## Task objective
Reproduce the listing below line for line without any changes, and leave the picture out of your copy.

## Stored rows
----------------------------------------

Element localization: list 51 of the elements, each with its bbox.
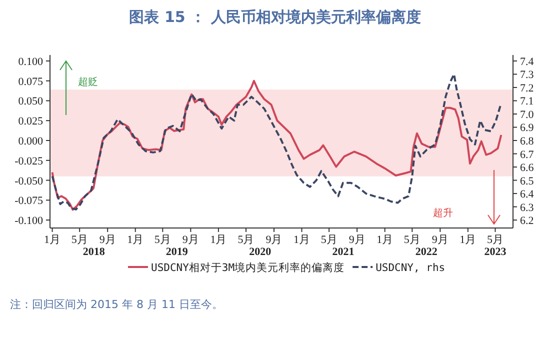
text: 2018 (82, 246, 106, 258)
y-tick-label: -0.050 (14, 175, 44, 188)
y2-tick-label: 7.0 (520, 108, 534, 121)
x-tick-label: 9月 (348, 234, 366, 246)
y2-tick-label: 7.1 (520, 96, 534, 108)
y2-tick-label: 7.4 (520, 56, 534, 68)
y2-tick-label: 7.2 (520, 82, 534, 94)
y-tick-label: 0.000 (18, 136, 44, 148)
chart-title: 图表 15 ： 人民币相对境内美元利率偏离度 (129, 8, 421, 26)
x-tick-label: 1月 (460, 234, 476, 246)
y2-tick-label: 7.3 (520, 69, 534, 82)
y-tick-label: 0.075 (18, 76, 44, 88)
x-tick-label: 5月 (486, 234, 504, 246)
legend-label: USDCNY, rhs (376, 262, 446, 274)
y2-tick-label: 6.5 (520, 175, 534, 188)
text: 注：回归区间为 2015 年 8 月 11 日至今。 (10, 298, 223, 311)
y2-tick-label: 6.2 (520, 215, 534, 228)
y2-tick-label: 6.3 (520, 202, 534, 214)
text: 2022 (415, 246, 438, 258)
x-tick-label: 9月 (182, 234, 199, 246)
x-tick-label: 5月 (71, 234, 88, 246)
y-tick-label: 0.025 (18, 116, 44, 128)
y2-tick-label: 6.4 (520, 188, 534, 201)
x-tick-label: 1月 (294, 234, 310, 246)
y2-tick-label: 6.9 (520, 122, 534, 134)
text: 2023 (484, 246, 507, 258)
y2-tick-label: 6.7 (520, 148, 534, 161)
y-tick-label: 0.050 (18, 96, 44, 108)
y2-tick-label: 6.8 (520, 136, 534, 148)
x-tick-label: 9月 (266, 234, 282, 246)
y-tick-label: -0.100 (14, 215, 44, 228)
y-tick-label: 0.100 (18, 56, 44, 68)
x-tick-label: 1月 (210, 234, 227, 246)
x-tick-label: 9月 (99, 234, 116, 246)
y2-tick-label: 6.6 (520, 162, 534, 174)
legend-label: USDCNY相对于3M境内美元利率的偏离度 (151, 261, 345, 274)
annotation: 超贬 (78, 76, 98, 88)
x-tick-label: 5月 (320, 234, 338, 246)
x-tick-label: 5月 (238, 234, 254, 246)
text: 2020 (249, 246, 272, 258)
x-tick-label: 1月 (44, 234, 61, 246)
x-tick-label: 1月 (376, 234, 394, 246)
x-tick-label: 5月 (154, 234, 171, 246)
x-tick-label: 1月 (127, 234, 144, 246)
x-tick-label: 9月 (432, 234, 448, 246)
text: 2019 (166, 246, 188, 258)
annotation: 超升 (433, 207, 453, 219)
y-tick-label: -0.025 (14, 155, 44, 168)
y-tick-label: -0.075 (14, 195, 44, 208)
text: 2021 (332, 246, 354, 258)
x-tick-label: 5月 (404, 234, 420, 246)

----------------------------------------

## Result for this exercise
Element localization: list 51 of the elements, each with its bbox.
text: 2018 (82, 246, 106, 258)
y-tick-label: -0.050 (14, 175, 44, 188)
y2-tick-label: 7.0 (520, 108, 534, 121)
x-tick-label: 9月 (348, 234, 366, 246)
y2-tick-label: 7.1 (520, 96, 534, 108)
y2-tick-label: 7.4 (520, 56, 534, 68)
y2-tick-label: 7.2 (520, 82, 534, 94)
y-tick-label: 0.000 (18, 136, 44, 148)
chart-title: 图表 15 ： 人民币相对境内美元利率偏离度 (129, 8, 421, 26)
x-tick-label: 1月 (460, 234, 476, 246)
y2-tick-label: 7.3 (520, 69, 534, 82)
y-tick-label: 0.075 (18, 76, 44, 88)
x-tick-label: 5月 (486, 234, 504, 246)
legend-label: USDCNY, rhs (376, 262, 446, 274)
y2-tick-label: 6.5 (520, 175, 534, 188)
text: 注：回归区间为 2015 年 8 月 11 日至今。 (10, 298, 223, 311)
y2-tick-label: 6.2 (520, 215, 534, 228)
y2-tick-label: 6.3 (520, 202, 534, 214)
text: 2022 (415, 246, 438, 258)
x-tick-label: 9月 (182, 234, 199, 246)
x-tick-label: 5月 (71, 234, 88, 246)
y-tick-label: 0.025 (18, 116, 44, 128)
y2-tick-label: 6.4 (520, 188, 534, 201)
x-tick-label: 1月 (294, 234, 310, 246)
y2-tick-label: 6.9 (520, 122, 534, 134)
text: 2023 (484, 246, 507, 258)
y2-tick-label: 6.7 (520, 148, 534, 161)
y-tick-label: 0.050 (18, 96, 44, 108)
y2-tick-label: 6.8 (520, 136, 534, 148)
x-tick-label: 9月 (266, 234, 282, 246)
y-tick-label: -0.100 (14, 215, 44, 228)
y-tick-label: 0.100 (18, 56, 44, 68)
x-tick-label: 1月 (210, 234, 227, 246)
x-tick-label: 9月 (99, 234, 116, 246)
y2-tick-label: 6.6 (520, 162, 534, 174)
legend-label: USDCNY相对于3M境内美元利率的偏离度 (151, 261, 345, 274)
annotation: 超贬 (78, 76, 98, 88)
x-tick-label: 5月 (320, 234, 338, 246)
x-tick-label: 5月 (238, 234, 254, 246)
text: 2020 (249, 246, 272, 258)
x-tick-label: 1月 (44, 234, 61, 246)
x-tick-label: 1月 (376, 234, 394, 246)
x-tick-label: 5月 (154, 234, 171, 246)
x-tick-label: 1月 (127, 234, 144, 246)
x-tick-label: 9月 (432, 234, 448, 246)
text: 2019 (166, 246, 188, 258)
annotation: 超升 (433, 207, 453, 219)
y-tick-label: -0.025 (14, 155, 44, 168)
y-tick-label: -0.075 (14, 195, 44, 208)
text: 2021 (332, 246, 354, 258)
x-tick-label: 5月 (404, 234, 420, 246)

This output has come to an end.